>>>

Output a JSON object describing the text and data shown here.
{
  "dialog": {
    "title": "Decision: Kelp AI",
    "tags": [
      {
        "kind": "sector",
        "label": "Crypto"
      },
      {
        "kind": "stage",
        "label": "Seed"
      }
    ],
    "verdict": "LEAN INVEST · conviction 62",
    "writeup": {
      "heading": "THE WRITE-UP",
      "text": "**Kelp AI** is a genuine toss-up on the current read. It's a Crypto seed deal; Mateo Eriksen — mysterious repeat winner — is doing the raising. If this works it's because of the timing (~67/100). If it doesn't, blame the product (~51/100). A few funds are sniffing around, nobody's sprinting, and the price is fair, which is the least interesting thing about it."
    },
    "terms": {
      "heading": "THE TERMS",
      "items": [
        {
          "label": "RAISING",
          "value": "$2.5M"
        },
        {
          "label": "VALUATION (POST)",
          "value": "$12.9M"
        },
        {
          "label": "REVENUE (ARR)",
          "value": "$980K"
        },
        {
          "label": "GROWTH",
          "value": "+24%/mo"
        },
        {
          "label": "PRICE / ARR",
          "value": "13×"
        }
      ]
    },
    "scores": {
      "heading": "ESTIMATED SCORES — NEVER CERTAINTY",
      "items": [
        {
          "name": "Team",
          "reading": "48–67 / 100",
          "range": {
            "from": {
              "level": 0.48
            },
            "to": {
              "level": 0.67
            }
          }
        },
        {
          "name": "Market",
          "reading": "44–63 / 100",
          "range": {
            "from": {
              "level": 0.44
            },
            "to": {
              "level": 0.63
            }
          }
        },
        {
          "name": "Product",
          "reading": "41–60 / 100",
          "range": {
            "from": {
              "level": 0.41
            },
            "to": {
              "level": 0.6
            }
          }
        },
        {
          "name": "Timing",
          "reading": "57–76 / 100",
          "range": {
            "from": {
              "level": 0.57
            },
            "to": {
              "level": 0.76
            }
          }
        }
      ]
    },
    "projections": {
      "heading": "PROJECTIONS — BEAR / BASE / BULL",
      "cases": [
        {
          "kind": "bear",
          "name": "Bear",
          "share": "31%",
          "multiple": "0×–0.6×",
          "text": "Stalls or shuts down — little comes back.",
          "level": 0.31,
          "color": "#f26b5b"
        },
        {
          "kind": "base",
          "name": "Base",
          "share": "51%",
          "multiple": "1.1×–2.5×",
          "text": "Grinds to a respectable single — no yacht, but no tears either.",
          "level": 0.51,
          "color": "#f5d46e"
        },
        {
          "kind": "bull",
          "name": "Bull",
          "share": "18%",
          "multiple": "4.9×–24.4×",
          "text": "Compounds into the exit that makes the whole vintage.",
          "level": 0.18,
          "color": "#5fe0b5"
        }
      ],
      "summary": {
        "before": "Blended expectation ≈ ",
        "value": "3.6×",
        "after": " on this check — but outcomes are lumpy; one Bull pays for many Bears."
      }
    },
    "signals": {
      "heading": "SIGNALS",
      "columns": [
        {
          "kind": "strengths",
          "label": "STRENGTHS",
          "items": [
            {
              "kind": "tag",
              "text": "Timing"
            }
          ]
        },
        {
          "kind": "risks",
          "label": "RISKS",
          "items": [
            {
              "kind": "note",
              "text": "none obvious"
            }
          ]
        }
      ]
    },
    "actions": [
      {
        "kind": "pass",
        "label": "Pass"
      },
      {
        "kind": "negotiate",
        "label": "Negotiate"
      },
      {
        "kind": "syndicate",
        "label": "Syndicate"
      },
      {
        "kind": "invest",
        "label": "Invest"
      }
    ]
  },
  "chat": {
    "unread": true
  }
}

<<<

■ **GIVEN REQUEST**:
Nothing in the listing may be changed; retype it all exactly.

■ **TASK RESPONSE**:
Output a JSON object describing the text and data shown here.
{
  "dialog": {
    "title": "Decision: Kelp AI",
    "tags": [
      {
        "kind": "sector",
        "label": "Crypto"
      },
      {
        "kind": "stage",
        "label": "Seed"
      }
    ],
    "verdict": "LEAN INVEST · conviction 62",
    "writeup": {
      "heading": "THE WRITE-UP",
      "text": "**Kelp AI** is a genuine toss-up on the current read. It's a Crypto seed deal; Mateo Eriksen — mysterious repeat winner — is doing the raising. If this works it's because of the timing (~67/100). If it doesn't, blame the product (~51/100). A few funds are sniffing around, nobody's sprinting, and the price is fair, which is the least interesting thing about it."
    },
    "terms": {
      "heading": "THE TERMS",
      "items": [
        {
          "label": "RAISING",
          "value": "$2.5M"
        },
        {
          "label": "VALUATION (POST)",
          "value": "$12.9M"
        },
        {
          "label": "REVENUE (ARR)",
          "value": "$980K"
        },
        {
          "label": "GROWTH",
          "value": "+24%/mo"
        },
        {
          "label": "PRICE / ARR",
          "value": "13×"
        }
      ]
    },
    "scores": {
      "heading": "ESTIMATED SCORES — NEVER CERTAINTY",
      "items": [
        {
          "name": "Team",
          "reading": "48–67 / 100",
          "range": {
            "from": {
              "level": 0.48
            },
            "to": {
              "level": 0.67
            }
          }
        },
        {
          "name": "Market",
          "reading": "44–63 / 100",
          "range": {
            "from": {
              "level": 0.44
            },
            "to": {
              "level": 0.63
            }
          }
        },
        {
          "name": "Product",
          "reading": "41–60 / 100",
          "range": {
            "from": {
              "level": 0.41
            },
            "to": {
              "level": 0.6
            }
          }
        },
        {
          "name": "Timing",
          "reading": "57–76 / 100",
          "range": {
            "from": {
              "level": 0.57
            },
            "to": {
              "level": 0.76
            }
          }
        }
      ]
    },
    "projections": {
      "heading": "PROJECTIONS — BEAR / BASE / BULL",
      "cases": [
        {
          "kind": "bear",
          "name": "Bear",
          "share": "31%",
          "multiple": "0×–0.6×",
          "text": "Stalls or shuts down — little comes back.",
          "level": 0.31,
          "color": "#f26b5b"
        },
        {
          "kind": "base",
          "name": "Base",
          "share": "51%",
          "multiple": "1.1×–2.5×",
          "text": "Grinds to a respectable single — no yacht, but no tears either.",
          "level": 0.51,
          "color": "#f5d46e"
        },
        {
          "kind": "bull",
          "name": "Bull",
          "share": "18%",
          "multiple": "4.9×–24.4×",
          "text": "Compounds into the exit that makes the whole vintage.",
          "level": 0.18,
          "color": "#5fe0b5"
        }
      ],
      "summary": {
        "before": "Blended expectation ≈ ",
        "value": "3.6×",
        "after": " on this check — but outcomes are lumpy; one Bull pays for many Bears."
      }
    },
    "signals": {
      "heading": "SIGNALS",
      "columns": [
        {
          "kind": "strengths",
          "label": "STRENGTHS",
          "items": [
            {
              "kind": "tag",
              "text": "Timing"
            }
          ]
        },
        {
          "kind": "risks",
          "label": "RISKS",
          "items": [
            {
              "kind": "note",
              "text": "none obvious"
            }
          ]
        }
      ]
    },
    "actions": [
      {
        "kind": "pass",
        "label": "Pass"
      },
      {
        "kind": "negotiate",
        "label": "Negotiate"
      },
      {
        "kind": "syndicate",
        "label": "Syndicate"
      },
      {
        "kind": "invest",
        "label": "Invest"
      }
    ]
  },
  "chat": {
    "unread": true
  }
}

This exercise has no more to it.